[start of RECORDS TO PROCESS]

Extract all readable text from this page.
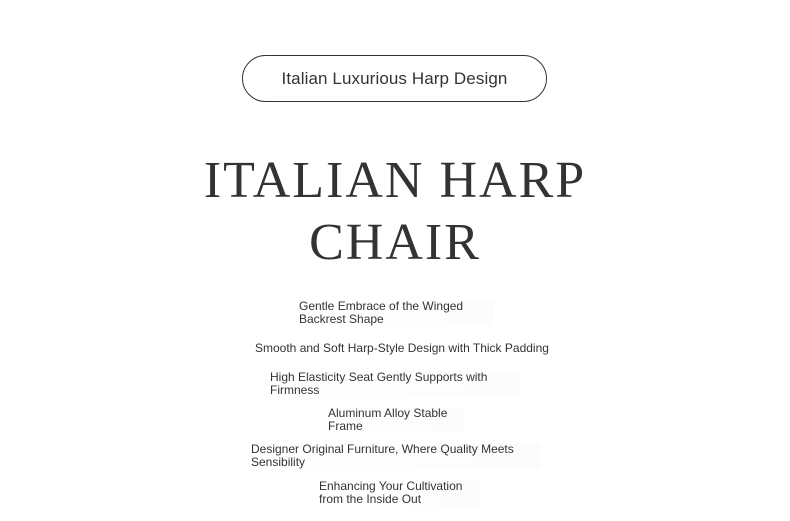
Italian Luxurious Harp Design
ITALIAN HARP
CHAIR
Gentle Embrace of the Winged Backrest Shape
Smooth and Soft Harp-Style Design with Thick Padding
High Elasticity Seat Gently Supports with Firmness
Aluminum Alloy Stable Frame
Designer Original Furniture, Where Quality Meets Sensibility
Enhancing Your Cultivation from the Inside Out
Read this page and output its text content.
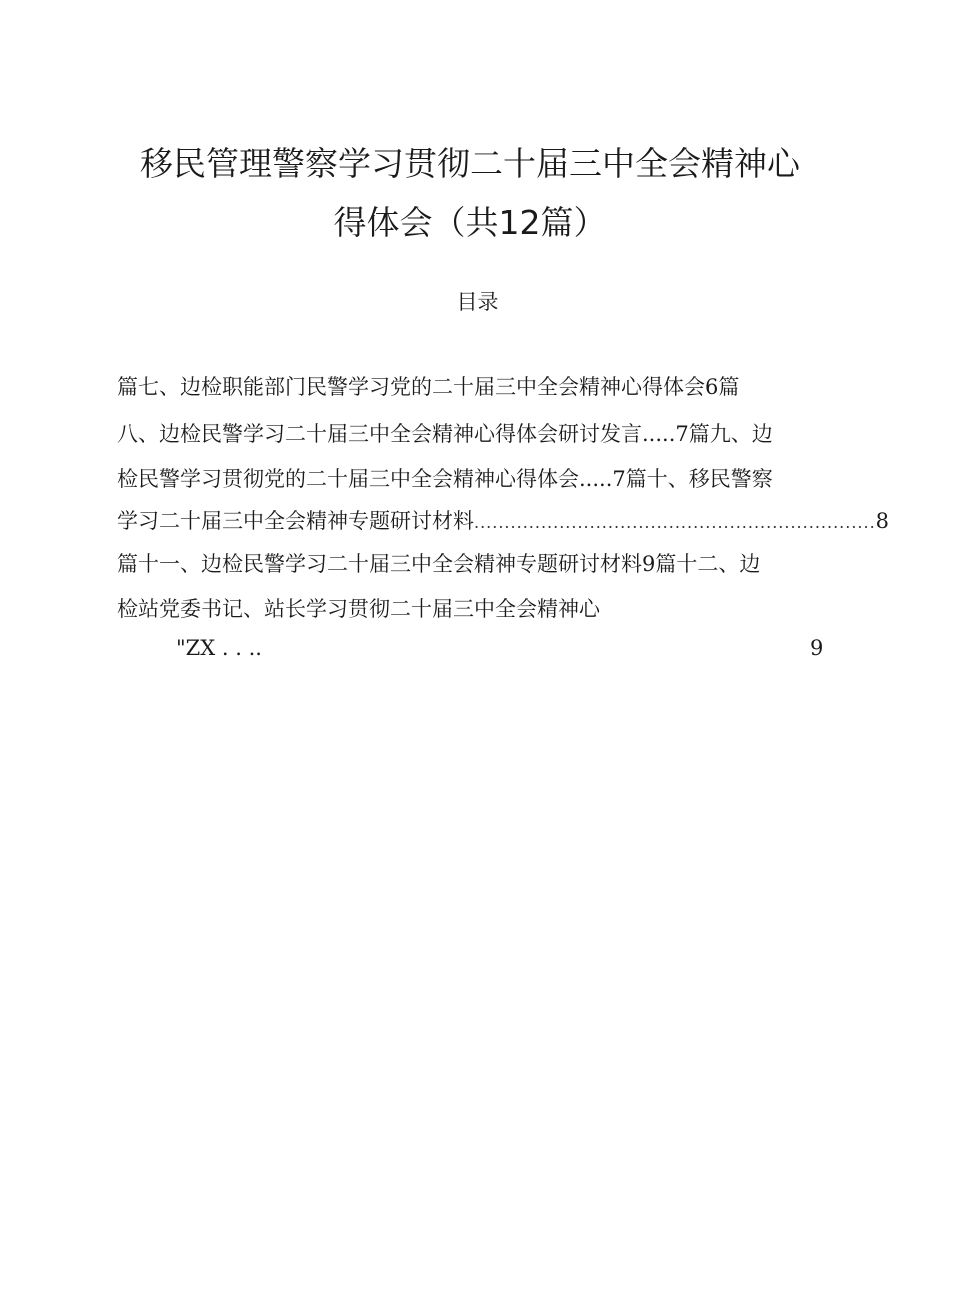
移民管理警察学习贯彻二十届三中全会精神心
得体会（共12篇）
目录
篇七、边检职能部门民警学习党的二十届三中全会精神心得体会6篇
八、边检民警学习二十届三中全会精神心得体会研讨发言.....7篇九、边
检民警学习贯彻党的二十届三中全会精神心得体会.....7篇十、移民警察
学习二十届三中全会精神专题研讨材料 .................................................................. 8
篇十一、边检民警学习二十届三中全会精神专题研讨材料9篇十二、边
检站党委书记、站长学习贯彻二十届三中全会精神心
"ZX . . ..	9
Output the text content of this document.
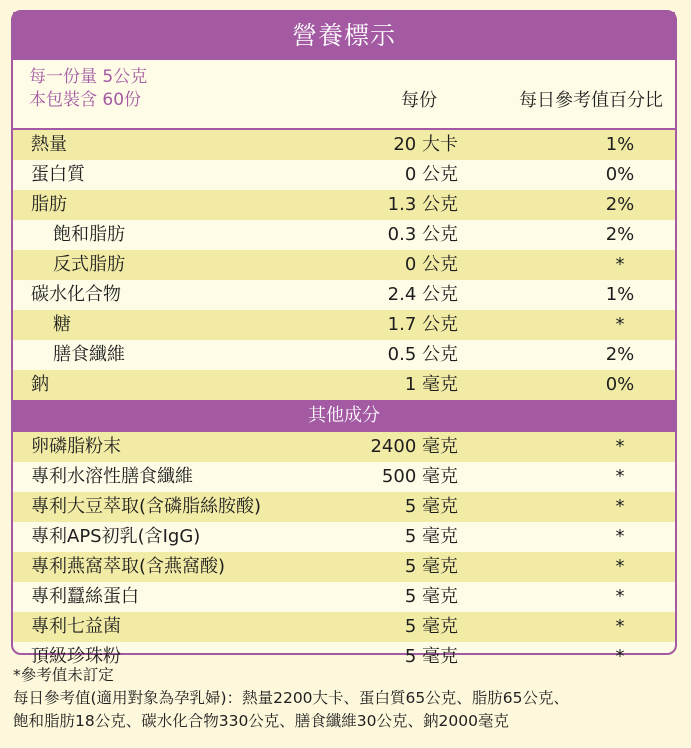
營養標示
每一份量 5公克
本包裝含 60份	每份	每日參考值百分比
熱量	20 大卡	1%
蛋白質	0 公克	0%
脂肪	1.3 公克	2%
飽和脂肪	0.3 公克	2%
反式脂肪	0 公克	*
碳水化合物	2.4 公克	1%
糖	1.7 公克	*
膳食纖維	0.5 公克	2%
鈉	1 毫克	0%
其他成分
卵磷脂粉末	2400 毫克	*
專利水溶性膳食纖維	500 毫克	*
專利大豆萃取(含磷脂絲胺酸)	5 毫克	*
專利APS初乳(含IgG)	5 毫克	*
專利燕窩萃取(含燕窩酸)	5 毫克	*
專利蠶絲蛋白	5 毫克	*
專利七益菌	5 毫克	*
頂級珍珠粉	5 毫克	*
*參考值未訂定
每日參考值(適用對象為孕乳婦)：熱量2200大卡、蛋白質65公克、脂肪65公克、
飽和脂肪18公克、碳水化合物330公克、膳食纖維30公克、鈉2000毫克
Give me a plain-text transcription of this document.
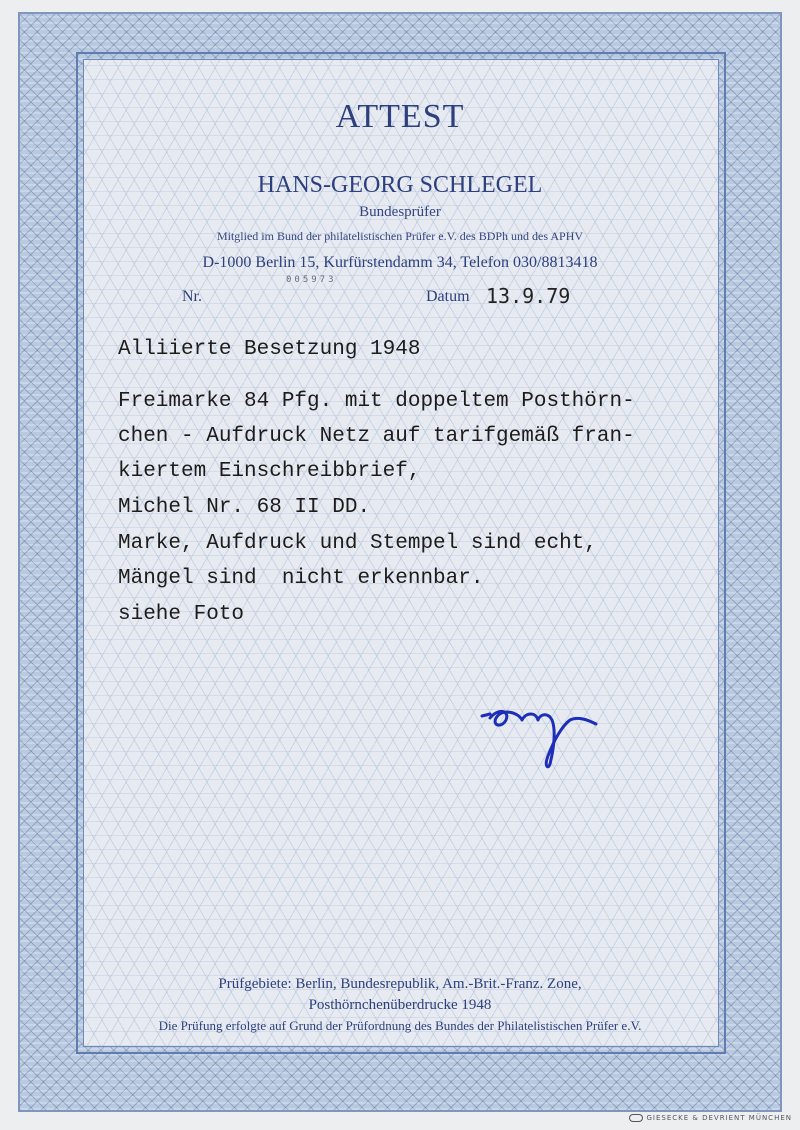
ATTEST
HANS-GEORG SCHLEGEL
Bundesprüfer
Mitglied im Bund der philatelistischen Prüfer e.V. des BDPh und des APHV
D-1000 Berlin 15, Kurfürstendamm 34, Telefon 030/8813418
005973
Nr.	Datum 13.9.79
Alliierte Besetzung 1948
Freimarke 84 Pfg. mit doppeltem Posthörn-
chen - Aufdruck Netz auf tarifgemäß fran-
kiertem Einschreibbrief,
Michel Nr. 68 II DD.
Marke, Aufdruck und Stempel sind echt,
Mängel sind  nicht erkennbar.
siehe Foto
Prüfgebiete: Berlin, Bundesrepublik, Am.-Brit.-Franz. Zone,
Posthörnchenüberdrucke 1948
Die Prüfung erfolgte auf Grund der Prüfordnung des Bundes der Philatelistischen Prüfer e.V.
GIESECKE & DEVRIENT MÜNCHEN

[end of RECORDS TO PROCESS]

REQUIRED TASK
Across the entries above, how many lines contain "page"? Provide only the count.

RESULT BELOW
2